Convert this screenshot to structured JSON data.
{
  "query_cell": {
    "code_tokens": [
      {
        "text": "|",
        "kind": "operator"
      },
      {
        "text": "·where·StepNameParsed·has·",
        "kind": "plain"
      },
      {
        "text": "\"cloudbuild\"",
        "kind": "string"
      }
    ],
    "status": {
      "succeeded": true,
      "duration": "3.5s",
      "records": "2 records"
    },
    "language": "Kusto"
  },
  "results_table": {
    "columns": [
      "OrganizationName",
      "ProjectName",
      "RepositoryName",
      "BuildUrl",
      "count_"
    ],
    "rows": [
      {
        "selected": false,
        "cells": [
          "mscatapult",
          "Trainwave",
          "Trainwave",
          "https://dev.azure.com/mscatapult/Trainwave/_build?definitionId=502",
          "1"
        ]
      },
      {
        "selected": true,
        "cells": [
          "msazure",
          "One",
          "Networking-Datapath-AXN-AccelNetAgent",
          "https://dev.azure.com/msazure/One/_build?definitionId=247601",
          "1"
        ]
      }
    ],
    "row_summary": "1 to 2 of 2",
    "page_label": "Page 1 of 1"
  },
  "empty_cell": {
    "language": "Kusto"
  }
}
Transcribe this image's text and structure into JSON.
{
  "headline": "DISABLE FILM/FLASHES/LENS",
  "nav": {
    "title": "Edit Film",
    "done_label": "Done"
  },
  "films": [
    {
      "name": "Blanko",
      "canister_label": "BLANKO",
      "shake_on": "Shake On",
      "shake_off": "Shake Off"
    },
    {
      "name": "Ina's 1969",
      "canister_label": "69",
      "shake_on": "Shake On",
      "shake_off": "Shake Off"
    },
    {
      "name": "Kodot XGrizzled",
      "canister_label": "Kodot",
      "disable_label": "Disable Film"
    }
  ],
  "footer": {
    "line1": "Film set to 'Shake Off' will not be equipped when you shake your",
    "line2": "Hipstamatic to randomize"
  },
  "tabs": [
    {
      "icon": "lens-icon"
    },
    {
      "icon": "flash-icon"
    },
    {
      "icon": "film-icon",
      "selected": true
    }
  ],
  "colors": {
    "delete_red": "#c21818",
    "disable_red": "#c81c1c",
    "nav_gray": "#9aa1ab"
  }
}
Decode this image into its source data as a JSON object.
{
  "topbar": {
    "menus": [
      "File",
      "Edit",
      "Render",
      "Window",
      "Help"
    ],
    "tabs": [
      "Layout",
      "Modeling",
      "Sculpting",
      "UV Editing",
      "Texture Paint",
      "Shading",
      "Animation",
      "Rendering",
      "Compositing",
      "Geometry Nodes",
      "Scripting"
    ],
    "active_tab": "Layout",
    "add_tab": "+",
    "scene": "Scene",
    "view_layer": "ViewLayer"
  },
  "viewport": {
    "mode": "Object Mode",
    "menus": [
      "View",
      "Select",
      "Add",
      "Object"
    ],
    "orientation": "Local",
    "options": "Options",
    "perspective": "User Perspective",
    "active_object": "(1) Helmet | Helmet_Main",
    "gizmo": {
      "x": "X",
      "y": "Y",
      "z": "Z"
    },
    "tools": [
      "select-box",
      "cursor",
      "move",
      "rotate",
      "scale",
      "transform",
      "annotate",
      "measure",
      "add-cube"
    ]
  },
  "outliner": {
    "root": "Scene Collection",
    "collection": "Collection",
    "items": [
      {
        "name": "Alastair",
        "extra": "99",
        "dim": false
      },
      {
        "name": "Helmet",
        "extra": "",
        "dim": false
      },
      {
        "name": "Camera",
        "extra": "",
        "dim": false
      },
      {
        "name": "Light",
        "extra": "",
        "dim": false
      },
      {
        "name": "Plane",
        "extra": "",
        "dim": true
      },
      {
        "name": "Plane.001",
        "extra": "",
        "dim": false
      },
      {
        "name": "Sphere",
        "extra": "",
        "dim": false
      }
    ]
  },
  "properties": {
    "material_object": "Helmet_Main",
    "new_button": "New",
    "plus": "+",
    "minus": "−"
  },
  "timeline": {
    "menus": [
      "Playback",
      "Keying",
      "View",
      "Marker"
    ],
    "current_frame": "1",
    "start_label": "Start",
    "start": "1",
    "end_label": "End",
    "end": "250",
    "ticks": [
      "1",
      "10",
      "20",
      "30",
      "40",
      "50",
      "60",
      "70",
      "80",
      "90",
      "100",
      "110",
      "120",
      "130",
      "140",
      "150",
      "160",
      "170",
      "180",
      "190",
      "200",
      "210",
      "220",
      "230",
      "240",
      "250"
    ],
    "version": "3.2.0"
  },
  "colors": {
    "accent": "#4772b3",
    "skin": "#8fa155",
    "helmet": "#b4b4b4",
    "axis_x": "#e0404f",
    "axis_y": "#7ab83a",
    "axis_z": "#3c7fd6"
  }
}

◇ ◇ ◇ ◇ ◇

Repeat all of the records above exactly as they appear.

Convert this screenshot to structured JSON data.
{
  "query_cell": {
    "code_tokens": [
      {
        "text": "|",
        "kind": "operator"
      },
      {
        "text": "·where·StepNameParsed·has·",
        "kind": "plain"
      },
      {
        "text": "\"cloudbuild\"",
        "kind": "string"
      }
    ],
    "status": {
      "succeeded": true,
      "duration": "3.5s",
      "records": "2 records"
    },
    "language": "Kusto"
  },
  "results_table": {
    "columns": [
      "OrganizationName",
      "ProjectName",
      "RepositoryName",
      "BuildUrl",
      "count_"
    ],
    "rows": [
      {
        "selected": false,
        "cells": [
          "mscatapult",
          "Trainwave",
          "Trainwave",
          "https://dev.azure.com/mscatapult/Trainwave/_build?definitionId=502",
          "1"
        ]
      },
      {
        "selected": true,
        "cells": [
          "msazure",
          "One",
          "Networking-Datapath-AXN-AccelNetAgent",
          "https://dev.azure.com/msazure/One/_build?definitionId=247601",
          "1"
        ]
      }
    ],
    "row_summary": "1 to 2 of 2",
    "page_label": "Page 1 of 1"
  },
  "empty_cell": {
    "language": "Kusto"
  }
}
Transcribe this image's text and structure into JSON.
{
  "headline": "DISABLE FILM/FLASHES/LENS",
  "nav": {
    "title": "Edit Film",
    "done_label": "Done"
  },
  "films": [
    {
      "name": "Blanko",
      "canister_label": "BLANKO",
      "shake_on": "Shake On",
      "shake_off": "Shake Off"
    },
    {
      "name": "Ina's 1969",
      "canister_label": "69",
      "shake_on": "Shake On",
      "shake_off": "Shake Off"
    },
    {
      "name": "Kodot XGrizzled",
      "canister_label": "Kodot",
      "disable_label": "Disable Film"
    }
  ],
  "footer": {
    "line1": "Film set to 'Shake Off' will not be equipped when you shake your",
    "line2": "Hipstamatic to randomize"
  },
  "tabs": [
    {
      "icon": "lens-icon"
    },
    {
      "icon": "flash-icon"
    },
    {
      "icon": "film-icon",
      "selected": true
    }
  ],
  "colors": {
    "delete_red": "#c21818",
    "disable_red": "#c81c1c",
    "nav_gray": "#9aa1ab"
  }
}
Decode this image into its source data as a JSON object.
{
  "topbar": {
    "menus": [
      "File",
      "Edit",
      "Render",
      "Window",
      "Help"
    ],
    "tabs": [
      "Layout",
      "Modeling",
      "Sculpting",
      "UV Editing",
      "Texture Paint",
      "Shading",
      "Animation",
      "Rendering",
      "Compositing",
      "Geometry Nodes",
      "Scripting"
    ],
    "active_tab": "Layout",
    "add_tab": "+",
    "scene": "Scene",
    "view_layer": "ViewLayer"
  },
  "viewport": {
    "mode": "Object Mode",
    "menus": [
      "View",
      "Select",
      "Add",
      "Object"
    ],
    "orientation": "Local",
    "options": "Options",
    "perspective": "User Perspective",
    "active_object": "(1) Helmet | Helmet_Main",
    "gizmo": {
      "x": "X",
      "y": "Y",
      "z": "Z"
    },
    "tools": [
      "select-box",
      "cursor",
      "move",
      "rotate",
      "scale",
      "transform",
      "annotate",
      "measure",
      "add-cube"
    ]
  },
  "outliner": {
    "root": "Scene Collection",
    "collection": "Collection",
    "items": [
      {
        "name": "Alastair",
        "extra": "99",
        "dim": false
      },
      {
        "name": "Helmet",
        "extra": "",
        "dim": false
      },
      {
        "name": "Camera",
        "extra": "",
        "dim": false
      },
      {
        "name": "Light",
        "extra": "",
        "dim": false
      },
      {
        "name": "Plane",
        "extra": "",
        "dim": true
      },
      {
        "name": "Plane.001",
        "extra": "",
        "dim": false
      },
      {
        "name": "Sphere",
        "extra": "",
        "dim": false
      }
    ]
  },
  "properties": {
    "material_object": "Helmet_Main",
    "new_button": "New",
    "plus": "+",
    "minus": "−"
  },
  "timeline": {
    "menus": [
      "Playback",
      "Keying",
      "View",
      "Marker"
    ],
    "current_frame": "1",
    "start_label": "Start",
    "start": "1",
    "end_label": "End",
    "end": "250",
    "ticks": [
      "1",
      "10",
      "20",
      "30",
      "40",
      "50",
      "60",
      "70",
      "80",
      "90",
      "100",
      "110",
      "120",
      "130",
      "140",
      "150",
      "160",
      "170",
      "180",
      "190",
      "200",
      "210",
      "220",
      "230",
      "240",
      "250"
    ],
    "version": "3.2.0"
  },
  "colors": {
    "accent": "#4772b3",
    "skin": "#8fa155",
    "helmet": "#b4b4b4",
    "axis_x": "#e0404f",
    "axis_y": "#7ab83a",
    "axis_z": "#3c7fd6"
  }
}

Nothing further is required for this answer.